**Your objective**. Extract all lines that hold "Logs" from the records below.

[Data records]
****************************************

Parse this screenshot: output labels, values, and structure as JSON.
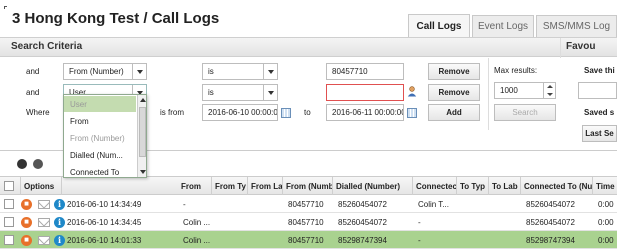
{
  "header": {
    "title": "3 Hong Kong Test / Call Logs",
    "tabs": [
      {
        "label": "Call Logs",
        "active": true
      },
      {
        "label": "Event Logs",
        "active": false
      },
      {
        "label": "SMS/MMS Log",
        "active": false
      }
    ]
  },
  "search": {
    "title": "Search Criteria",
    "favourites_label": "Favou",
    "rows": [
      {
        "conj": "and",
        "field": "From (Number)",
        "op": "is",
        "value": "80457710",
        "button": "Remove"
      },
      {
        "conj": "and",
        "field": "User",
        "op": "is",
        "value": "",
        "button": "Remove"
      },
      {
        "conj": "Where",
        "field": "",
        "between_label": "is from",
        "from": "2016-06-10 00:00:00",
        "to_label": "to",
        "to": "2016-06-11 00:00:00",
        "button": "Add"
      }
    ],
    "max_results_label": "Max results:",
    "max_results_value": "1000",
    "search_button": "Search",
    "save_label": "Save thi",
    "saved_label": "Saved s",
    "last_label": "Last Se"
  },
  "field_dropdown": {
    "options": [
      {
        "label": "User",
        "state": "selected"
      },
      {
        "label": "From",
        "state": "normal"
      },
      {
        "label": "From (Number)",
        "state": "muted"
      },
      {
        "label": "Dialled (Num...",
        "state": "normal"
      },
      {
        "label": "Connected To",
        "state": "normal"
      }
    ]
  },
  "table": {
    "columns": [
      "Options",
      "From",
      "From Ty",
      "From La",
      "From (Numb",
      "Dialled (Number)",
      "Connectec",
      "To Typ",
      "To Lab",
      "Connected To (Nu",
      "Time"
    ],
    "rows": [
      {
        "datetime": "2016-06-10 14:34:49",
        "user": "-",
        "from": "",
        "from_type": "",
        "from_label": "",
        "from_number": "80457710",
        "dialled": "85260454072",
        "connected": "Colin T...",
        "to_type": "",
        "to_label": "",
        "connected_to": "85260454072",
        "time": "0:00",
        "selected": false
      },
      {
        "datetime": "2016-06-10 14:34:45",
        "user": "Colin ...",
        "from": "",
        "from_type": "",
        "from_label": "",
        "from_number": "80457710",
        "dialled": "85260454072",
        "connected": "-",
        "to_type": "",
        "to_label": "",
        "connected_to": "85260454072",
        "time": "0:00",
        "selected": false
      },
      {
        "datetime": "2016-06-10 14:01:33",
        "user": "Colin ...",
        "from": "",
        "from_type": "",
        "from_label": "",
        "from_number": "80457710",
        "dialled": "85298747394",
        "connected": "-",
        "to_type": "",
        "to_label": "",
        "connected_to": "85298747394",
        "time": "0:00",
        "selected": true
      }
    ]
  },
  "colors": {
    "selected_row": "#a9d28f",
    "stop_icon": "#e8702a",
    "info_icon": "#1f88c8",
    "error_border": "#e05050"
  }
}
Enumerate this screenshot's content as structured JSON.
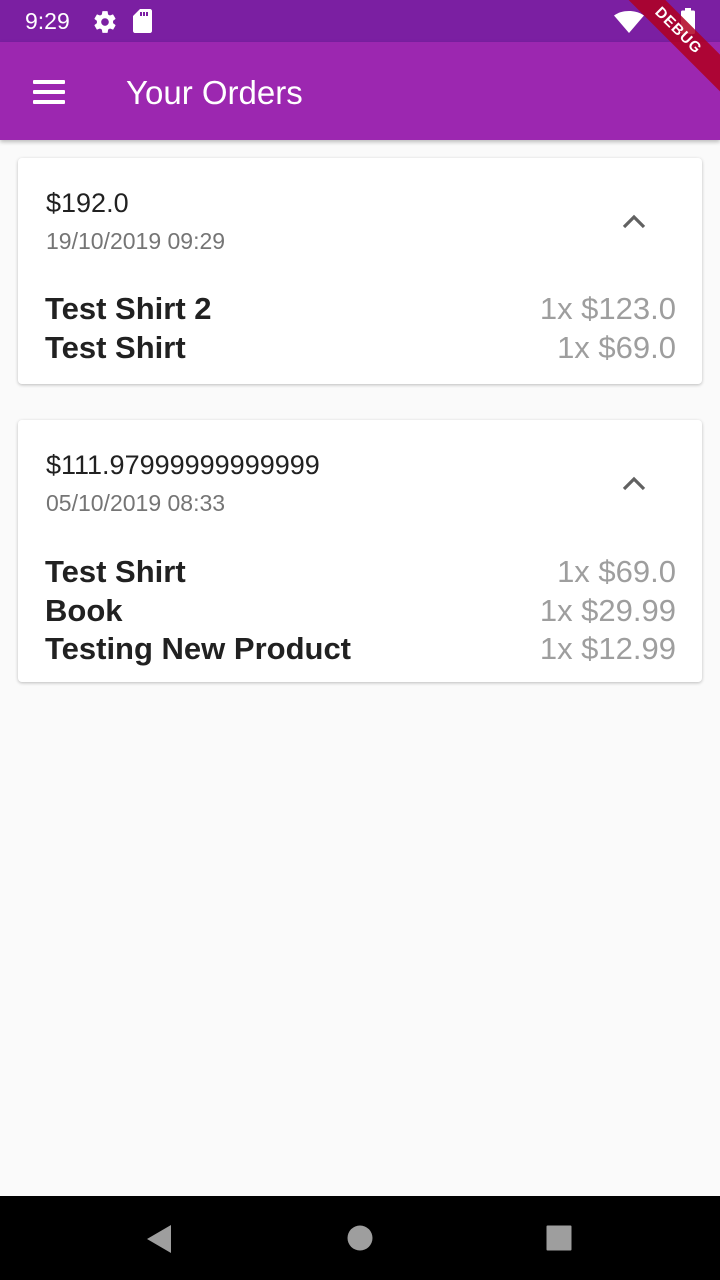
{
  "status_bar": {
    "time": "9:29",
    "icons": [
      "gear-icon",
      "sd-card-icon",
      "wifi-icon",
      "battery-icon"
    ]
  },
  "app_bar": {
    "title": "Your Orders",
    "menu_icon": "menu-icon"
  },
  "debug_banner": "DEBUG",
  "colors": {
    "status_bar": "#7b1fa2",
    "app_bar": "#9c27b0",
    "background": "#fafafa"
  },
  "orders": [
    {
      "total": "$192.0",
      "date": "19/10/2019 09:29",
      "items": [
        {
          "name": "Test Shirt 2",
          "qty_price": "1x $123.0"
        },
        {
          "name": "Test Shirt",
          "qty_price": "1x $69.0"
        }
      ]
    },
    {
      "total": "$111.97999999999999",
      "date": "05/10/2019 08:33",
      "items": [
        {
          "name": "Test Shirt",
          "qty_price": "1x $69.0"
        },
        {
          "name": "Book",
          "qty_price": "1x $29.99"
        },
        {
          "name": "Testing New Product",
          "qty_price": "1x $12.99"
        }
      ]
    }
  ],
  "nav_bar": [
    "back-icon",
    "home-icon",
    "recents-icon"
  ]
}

****************************************

**Final result**.
    "title": "3 Hong Kong Test / Call Logs",
        "label": "Call Logs",
        "label": "Event Logs",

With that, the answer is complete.